* _Task details_:
Where the data below has the string "lower", return the whole line.
━━━
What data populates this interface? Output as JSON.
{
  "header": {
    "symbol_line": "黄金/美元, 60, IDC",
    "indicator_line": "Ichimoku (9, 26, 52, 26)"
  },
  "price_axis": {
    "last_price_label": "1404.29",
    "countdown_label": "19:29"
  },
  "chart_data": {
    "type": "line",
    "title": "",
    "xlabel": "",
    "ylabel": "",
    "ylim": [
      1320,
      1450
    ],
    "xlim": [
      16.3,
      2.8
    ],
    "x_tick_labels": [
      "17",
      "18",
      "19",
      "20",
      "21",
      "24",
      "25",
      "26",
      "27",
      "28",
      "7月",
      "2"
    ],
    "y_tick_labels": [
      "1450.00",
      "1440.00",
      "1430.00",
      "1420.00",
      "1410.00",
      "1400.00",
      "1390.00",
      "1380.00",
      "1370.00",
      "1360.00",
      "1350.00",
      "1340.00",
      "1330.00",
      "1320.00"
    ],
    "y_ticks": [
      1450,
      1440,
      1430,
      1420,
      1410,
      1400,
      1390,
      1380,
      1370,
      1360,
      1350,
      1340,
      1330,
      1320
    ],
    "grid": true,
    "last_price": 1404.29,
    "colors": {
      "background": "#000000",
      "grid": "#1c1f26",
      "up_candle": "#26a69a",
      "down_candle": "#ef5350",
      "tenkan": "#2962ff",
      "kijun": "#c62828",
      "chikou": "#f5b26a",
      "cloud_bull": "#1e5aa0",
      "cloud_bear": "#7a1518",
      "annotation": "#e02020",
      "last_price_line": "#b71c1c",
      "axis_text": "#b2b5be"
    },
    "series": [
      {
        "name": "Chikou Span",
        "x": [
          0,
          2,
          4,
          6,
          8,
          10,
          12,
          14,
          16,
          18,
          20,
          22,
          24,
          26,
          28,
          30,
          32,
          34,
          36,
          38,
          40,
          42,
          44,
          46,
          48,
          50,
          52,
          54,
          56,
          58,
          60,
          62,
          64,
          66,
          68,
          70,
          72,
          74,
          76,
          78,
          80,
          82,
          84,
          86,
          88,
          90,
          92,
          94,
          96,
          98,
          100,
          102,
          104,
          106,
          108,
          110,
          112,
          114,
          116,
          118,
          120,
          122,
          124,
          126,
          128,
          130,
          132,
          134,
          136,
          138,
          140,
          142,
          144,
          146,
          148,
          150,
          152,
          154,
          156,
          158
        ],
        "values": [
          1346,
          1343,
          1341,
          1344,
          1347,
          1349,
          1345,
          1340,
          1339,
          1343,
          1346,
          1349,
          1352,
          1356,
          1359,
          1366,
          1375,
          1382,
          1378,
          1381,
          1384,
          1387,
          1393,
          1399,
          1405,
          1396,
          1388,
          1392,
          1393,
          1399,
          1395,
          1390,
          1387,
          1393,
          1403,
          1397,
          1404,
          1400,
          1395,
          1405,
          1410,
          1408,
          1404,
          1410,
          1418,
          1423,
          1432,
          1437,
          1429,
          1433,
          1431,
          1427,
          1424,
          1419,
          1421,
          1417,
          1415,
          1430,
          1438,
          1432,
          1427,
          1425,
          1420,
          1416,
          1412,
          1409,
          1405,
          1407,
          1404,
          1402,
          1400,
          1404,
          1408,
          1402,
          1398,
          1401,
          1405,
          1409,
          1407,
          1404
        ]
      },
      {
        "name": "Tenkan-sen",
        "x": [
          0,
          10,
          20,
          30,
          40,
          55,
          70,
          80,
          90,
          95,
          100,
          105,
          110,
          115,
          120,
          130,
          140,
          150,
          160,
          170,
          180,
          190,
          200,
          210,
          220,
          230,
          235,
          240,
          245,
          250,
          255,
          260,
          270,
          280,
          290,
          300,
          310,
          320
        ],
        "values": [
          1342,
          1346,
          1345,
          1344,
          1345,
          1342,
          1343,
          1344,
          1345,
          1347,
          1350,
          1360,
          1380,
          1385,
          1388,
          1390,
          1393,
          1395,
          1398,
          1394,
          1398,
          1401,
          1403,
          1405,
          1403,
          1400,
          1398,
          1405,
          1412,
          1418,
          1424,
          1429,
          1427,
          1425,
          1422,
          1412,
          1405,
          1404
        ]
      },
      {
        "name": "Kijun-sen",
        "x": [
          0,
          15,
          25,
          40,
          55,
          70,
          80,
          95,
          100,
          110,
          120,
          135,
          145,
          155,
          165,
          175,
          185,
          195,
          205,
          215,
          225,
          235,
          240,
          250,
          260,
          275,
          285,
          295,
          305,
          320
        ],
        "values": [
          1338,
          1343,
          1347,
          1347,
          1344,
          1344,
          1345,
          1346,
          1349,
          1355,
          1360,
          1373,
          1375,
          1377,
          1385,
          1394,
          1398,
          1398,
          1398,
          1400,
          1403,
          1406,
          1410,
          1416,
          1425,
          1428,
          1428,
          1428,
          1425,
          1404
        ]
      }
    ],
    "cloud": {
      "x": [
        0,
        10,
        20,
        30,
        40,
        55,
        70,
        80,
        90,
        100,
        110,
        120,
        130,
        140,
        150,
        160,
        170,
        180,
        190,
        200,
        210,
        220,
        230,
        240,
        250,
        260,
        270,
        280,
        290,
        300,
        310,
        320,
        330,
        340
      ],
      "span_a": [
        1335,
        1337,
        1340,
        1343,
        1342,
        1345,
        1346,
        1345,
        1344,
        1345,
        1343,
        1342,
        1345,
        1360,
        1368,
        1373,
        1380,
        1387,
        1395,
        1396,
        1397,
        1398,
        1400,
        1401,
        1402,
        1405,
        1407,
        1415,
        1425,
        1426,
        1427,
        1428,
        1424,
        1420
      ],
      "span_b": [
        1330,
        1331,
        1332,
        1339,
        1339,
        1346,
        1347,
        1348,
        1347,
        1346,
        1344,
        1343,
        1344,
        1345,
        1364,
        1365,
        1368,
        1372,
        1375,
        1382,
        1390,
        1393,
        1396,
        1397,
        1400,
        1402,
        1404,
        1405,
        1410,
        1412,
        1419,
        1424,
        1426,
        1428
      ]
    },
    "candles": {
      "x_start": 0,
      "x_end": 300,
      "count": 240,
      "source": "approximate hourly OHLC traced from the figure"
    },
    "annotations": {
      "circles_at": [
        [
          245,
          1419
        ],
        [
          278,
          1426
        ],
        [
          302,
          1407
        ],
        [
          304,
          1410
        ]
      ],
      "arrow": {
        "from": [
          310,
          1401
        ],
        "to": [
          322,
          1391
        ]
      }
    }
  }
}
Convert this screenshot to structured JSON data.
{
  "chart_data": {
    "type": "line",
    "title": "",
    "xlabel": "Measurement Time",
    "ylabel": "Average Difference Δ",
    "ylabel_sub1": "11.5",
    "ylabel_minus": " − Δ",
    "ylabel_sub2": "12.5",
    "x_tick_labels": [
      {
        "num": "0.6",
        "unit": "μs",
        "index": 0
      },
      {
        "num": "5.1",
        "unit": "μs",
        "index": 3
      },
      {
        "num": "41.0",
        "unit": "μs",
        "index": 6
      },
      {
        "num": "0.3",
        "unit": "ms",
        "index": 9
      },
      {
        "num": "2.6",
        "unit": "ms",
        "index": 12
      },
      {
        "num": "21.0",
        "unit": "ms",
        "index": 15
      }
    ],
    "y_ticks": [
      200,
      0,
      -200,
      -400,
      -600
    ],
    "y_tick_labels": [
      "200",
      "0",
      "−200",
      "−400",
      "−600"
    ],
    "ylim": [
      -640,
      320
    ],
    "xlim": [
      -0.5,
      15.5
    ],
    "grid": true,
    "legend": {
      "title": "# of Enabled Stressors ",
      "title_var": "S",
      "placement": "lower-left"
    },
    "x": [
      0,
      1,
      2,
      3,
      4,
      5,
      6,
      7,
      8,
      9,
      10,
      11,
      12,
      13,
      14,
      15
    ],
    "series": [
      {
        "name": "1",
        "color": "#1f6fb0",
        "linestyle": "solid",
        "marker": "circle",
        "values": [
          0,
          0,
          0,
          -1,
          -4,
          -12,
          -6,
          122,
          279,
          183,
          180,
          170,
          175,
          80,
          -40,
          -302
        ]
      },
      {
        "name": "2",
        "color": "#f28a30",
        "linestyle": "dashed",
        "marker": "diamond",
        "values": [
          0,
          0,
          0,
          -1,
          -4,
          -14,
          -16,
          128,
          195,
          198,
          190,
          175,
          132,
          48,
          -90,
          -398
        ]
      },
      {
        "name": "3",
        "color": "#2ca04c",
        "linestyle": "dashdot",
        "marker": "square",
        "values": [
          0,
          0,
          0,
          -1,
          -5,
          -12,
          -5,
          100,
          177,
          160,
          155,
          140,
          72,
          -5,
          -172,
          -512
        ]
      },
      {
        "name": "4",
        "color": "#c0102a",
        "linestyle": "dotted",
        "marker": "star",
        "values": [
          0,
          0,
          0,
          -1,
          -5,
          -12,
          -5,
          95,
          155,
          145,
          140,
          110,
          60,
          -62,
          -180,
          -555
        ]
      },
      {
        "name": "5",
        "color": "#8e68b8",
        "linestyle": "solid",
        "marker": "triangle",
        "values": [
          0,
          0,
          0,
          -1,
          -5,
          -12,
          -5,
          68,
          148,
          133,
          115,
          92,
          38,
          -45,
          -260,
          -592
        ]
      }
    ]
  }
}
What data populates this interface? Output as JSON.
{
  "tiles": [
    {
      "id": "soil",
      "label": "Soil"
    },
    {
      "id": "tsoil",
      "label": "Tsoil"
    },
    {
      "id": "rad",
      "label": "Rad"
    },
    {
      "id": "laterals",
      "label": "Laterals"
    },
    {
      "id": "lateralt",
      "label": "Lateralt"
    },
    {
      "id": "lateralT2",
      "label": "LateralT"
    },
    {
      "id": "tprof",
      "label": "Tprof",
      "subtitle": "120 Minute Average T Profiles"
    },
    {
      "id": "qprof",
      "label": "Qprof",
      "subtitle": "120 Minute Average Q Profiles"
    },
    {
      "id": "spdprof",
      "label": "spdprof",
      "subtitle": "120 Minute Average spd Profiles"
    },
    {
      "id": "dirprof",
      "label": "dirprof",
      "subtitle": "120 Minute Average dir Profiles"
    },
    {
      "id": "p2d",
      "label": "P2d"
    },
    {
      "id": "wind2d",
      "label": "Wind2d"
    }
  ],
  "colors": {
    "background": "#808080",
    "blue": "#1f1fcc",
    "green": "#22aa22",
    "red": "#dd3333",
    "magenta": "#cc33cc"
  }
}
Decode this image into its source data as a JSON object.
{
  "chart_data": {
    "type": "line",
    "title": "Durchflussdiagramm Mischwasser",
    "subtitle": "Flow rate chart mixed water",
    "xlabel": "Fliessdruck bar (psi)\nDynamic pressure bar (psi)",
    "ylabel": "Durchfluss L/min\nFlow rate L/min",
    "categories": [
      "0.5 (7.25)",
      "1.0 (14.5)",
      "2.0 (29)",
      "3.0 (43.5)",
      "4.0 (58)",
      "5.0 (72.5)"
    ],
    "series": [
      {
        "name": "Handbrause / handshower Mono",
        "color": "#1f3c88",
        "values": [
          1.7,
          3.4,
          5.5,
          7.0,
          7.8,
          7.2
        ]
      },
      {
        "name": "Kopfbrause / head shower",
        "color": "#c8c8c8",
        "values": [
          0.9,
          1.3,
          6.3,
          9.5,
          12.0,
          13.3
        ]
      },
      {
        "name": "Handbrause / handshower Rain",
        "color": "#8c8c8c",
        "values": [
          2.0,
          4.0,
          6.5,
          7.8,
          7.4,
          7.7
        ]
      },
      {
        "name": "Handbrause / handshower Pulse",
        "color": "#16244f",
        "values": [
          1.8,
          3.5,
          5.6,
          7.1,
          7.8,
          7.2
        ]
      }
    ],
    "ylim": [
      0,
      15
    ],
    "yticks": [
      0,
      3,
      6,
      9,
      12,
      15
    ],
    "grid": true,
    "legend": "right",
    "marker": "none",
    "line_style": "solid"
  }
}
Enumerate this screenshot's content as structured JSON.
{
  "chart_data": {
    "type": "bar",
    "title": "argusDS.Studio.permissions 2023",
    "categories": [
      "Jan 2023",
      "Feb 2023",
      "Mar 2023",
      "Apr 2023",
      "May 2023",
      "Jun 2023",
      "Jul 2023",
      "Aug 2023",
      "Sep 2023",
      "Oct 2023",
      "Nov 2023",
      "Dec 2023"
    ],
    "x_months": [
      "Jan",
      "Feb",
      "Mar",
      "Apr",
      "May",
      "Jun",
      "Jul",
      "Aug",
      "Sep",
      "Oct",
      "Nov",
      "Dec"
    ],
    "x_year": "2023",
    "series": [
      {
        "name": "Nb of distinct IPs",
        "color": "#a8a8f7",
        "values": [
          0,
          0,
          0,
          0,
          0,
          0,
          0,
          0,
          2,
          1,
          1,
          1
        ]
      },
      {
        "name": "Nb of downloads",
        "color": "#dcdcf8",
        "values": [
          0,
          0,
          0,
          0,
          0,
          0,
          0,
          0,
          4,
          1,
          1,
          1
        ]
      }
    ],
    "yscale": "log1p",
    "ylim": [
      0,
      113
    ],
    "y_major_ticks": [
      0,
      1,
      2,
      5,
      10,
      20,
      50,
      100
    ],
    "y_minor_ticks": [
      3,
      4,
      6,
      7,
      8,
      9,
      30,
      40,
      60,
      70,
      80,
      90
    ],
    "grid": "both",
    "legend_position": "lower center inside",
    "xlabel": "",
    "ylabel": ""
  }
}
━━━
* _Solution_:
      "placement": "lower-left"
    "legend_position": "lower center inside",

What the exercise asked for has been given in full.